● Given request
Pull out every line of the listing below where "Currents" appears.

Excerpts from a figure dataset:

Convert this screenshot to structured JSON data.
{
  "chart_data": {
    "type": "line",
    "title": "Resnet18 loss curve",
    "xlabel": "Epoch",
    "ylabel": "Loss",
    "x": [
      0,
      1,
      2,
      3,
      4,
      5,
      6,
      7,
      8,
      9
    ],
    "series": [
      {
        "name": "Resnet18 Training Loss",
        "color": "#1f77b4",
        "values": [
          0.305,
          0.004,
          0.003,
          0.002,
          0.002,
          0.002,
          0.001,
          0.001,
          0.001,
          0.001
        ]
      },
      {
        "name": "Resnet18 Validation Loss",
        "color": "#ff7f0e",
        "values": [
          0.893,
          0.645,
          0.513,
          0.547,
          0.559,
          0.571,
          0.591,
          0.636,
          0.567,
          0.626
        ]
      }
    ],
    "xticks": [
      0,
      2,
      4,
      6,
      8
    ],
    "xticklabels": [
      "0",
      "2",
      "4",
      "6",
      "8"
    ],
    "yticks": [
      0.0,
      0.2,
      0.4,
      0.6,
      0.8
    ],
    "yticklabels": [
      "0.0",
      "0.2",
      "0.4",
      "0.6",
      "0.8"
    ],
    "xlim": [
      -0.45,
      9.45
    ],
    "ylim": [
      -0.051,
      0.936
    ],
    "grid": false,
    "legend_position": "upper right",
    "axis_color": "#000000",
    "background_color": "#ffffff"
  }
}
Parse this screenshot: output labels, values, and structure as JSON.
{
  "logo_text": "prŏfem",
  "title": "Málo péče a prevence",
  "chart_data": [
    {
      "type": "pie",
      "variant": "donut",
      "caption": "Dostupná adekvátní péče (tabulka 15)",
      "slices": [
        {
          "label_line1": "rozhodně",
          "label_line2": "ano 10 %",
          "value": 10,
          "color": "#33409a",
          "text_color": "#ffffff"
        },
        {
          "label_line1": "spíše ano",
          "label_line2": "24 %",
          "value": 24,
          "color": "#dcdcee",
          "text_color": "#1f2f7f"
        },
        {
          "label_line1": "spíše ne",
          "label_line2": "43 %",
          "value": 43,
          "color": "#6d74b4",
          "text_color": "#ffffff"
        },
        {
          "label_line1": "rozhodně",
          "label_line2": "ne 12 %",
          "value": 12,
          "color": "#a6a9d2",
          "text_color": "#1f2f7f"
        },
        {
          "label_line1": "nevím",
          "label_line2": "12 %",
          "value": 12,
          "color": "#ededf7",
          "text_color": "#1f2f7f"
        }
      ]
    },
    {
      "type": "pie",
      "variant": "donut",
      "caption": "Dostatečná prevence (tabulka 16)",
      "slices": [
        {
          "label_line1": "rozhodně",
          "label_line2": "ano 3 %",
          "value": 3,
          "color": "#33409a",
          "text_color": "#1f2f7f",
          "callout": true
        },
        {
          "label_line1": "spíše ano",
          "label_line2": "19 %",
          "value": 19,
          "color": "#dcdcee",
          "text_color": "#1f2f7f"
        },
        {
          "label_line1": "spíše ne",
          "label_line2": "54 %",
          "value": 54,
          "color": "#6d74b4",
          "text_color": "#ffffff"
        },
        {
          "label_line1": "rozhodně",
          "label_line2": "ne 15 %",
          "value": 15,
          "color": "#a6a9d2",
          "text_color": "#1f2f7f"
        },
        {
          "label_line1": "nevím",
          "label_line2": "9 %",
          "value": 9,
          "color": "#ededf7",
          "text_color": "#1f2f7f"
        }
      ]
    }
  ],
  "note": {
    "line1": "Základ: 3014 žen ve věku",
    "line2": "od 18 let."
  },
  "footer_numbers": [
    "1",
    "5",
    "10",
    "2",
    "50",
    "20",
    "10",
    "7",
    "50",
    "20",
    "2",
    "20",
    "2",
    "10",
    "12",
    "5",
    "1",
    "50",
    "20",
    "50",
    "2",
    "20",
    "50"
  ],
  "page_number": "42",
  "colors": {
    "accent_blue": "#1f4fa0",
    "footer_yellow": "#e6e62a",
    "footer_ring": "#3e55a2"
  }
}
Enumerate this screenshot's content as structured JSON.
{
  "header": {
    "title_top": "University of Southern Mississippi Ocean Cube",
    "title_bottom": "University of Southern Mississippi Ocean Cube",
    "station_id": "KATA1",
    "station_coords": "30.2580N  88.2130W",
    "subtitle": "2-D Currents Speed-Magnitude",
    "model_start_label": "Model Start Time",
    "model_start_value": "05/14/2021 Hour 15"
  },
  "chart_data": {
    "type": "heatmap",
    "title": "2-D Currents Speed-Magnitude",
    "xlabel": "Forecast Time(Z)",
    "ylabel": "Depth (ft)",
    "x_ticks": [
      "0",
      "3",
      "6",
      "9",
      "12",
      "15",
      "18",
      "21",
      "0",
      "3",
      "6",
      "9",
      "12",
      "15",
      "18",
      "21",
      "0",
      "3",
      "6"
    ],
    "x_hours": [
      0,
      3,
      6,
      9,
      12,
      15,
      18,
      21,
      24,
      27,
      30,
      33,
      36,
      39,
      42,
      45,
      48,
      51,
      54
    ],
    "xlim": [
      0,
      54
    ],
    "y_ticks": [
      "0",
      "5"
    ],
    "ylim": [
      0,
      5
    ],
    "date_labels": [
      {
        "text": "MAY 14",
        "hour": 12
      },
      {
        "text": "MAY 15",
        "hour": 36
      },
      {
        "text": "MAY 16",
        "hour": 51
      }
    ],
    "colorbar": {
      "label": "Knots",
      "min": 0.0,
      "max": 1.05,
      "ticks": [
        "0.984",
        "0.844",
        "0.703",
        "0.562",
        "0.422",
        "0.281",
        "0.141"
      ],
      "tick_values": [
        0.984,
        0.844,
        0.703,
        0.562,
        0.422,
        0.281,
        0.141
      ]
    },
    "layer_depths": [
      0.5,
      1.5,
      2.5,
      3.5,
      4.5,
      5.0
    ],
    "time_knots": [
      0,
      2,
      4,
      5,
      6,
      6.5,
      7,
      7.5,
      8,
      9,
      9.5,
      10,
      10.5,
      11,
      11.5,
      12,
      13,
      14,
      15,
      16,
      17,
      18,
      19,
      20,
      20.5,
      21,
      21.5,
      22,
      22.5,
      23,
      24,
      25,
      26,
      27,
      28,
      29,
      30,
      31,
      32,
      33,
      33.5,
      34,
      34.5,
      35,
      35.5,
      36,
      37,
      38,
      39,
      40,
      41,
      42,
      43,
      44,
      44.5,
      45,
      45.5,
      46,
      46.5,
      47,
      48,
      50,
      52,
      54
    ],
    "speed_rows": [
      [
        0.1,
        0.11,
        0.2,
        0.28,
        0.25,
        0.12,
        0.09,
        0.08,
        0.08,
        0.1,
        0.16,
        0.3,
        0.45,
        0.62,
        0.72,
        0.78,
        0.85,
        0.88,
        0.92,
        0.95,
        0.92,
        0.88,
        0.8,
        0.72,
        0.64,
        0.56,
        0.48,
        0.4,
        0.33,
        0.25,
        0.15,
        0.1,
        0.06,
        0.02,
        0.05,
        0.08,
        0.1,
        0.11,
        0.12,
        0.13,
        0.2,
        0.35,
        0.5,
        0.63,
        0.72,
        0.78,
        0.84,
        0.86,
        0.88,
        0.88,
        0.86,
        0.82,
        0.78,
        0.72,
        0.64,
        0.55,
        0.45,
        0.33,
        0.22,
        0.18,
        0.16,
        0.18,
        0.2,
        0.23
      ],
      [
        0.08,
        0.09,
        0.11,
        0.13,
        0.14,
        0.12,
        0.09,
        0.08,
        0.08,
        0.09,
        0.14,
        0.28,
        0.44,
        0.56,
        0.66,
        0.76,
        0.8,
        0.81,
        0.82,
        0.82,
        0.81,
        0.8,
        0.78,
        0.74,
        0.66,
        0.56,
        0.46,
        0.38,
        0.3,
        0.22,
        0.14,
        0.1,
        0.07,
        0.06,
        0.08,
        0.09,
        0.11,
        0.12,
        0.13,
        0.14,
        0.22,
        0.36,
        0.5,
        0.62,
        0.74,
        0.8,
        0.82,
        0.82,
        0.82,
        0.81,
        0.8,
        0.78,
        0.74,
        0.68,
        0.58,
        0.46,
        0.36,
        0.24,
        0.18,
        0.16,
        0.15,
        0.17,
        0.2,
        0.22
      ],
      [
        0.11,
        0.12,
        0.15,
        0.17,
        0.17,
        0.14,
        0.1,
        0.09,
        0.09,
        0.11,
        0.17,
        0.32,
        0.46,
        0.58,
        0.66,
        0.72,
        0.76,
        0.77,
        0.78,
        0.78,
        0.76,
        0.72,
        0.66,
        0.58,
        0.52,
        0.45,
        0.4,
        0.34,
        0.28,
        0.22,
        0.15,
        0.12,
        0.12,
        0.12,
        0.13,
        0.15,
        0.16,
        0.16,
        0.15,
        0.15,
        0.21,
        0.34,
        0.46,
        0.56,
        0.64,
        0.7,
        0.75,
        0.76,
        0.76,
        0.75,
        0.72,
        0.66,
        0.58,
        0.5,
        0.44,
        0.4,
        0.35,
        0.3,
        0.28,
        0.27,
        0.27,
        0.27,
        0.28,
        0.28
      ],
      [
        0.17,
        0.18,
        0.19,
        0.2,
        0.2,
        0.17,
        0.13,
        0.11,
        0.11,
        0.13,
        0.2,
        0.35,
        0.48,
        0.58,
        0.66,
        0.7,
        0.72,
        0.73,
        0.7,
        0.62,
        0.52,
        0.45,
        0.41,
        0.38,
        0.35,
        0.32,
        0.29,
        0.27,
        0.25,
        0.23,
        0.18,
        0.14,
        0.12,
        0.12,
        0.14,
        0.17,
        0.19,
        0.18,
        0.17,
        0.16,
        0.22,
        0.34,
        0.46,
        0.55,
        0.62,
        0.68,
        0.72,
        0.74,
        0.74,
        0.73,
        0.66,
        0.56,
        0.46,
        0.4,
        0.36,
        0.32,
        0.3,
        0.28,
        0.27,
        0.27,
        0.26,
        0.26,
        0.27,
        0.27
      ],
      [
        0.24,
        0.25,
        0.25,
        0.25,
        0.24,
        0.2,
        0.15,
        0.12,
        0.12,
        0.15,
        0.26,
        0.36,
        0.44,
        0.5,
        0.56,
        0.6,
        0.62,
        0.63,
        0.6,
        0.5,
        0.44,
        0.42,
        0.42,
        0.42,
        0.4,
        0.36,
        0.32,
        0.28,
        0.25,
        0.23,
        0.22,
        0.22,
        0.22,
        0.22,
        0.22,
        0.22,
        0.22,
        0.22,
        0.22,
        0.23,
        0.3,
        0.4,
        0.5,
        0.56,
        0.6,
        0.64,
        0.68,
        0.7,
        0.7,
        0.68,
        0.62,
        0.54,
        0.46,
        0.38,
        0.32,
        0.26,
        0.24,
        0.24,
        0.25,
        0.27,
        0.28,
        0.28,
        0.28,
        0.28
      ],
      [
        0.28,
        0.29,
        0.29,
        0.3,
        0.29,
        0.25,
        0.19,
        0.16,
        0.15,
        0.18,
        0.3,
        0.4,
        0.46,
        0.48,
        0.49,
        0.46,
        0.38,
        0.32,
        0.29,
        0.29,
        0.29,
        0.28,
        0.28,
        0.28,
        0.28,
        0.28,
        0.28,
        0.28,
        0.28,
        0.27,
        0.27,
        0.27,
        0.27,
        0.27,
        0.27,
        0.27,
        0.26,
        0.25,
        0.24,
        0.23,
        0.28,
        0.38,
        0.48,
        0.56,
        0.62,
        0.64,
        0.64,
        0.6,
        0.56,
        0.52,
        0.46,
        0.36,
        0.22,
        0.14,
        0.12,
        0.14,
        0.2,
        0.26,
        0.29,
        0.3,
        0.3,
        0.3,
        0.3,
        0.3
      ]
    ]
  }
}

● Exercise solution
    "subtitle": "2-D Currents Speed-Magnitude",
    "title": "2-D Currents Speed-Magnitude",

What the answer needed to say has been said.